• _REQUIRED TASK_
Quote the listing below in full and exactly as written, but omit every picture.

• _EXTRACTED RECORDS_
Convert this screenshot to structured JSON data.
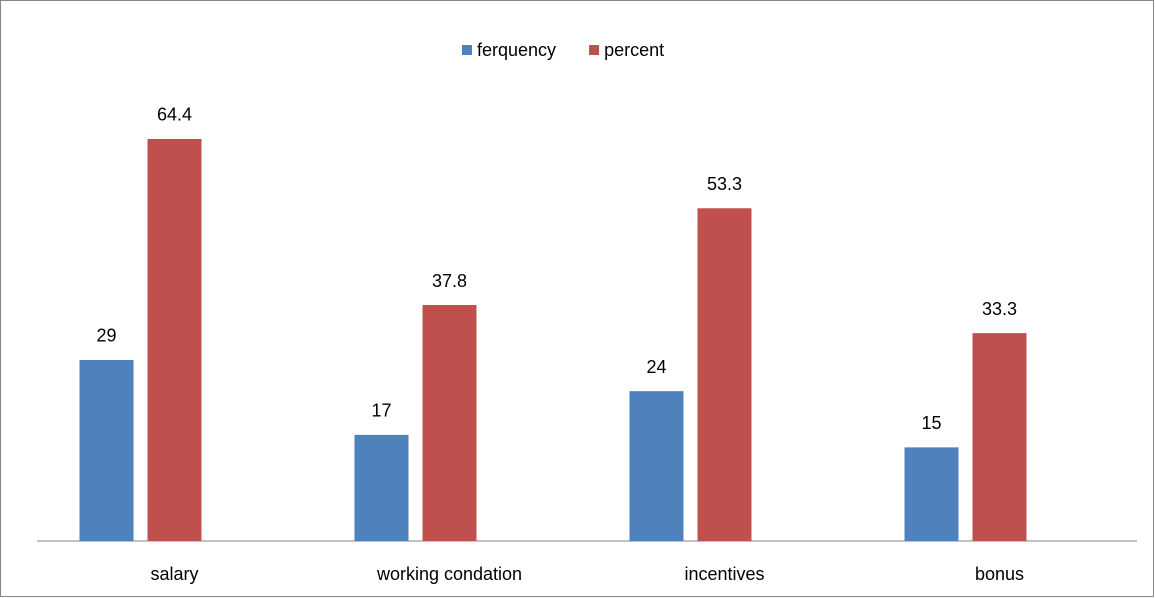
{
  "chart_data": {
    "type": "bar",
    "categories": [
      "salary",
      "working condation",
      "incentives",
      "bonus"
    ],
    "series": [
      {
        "name": "ferquency",
        "color": "#4f81bd",
        "values": [
          29,
          17,
          24,
          15
        ]
      },
      {
        "name": "percent",
        "color": "#c0504d",
        "values": [
          64.4,
          37.8,
          53.3,
          33.3
        ]
      }
    ],
    "ylim": [
      0,
      70
    ],
    "legend": "top"
  }
}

• _TASK RESULT_
Convert this screenshot to structured JSON data.
{
  "chart_data": {
    "type": "bar",
    "categories": [
      "salary",
      "working condation",
      "incentives",
      "bonus"
    ],
    "series": [
      {
        "name": "ferquency",
        "color": "#4f81bd",
        "values": [
          29,
          17,
          24,
          15
        ]
      },
      {
        "name": "percent",
        "color": "#c0504d",
        "values": [
          64.4,
          37.8,
          53.3,
          33.3
        ]
      }
    ],
    "ylim": [
      0,
      70
    ],
    "legend": "top"
  }
}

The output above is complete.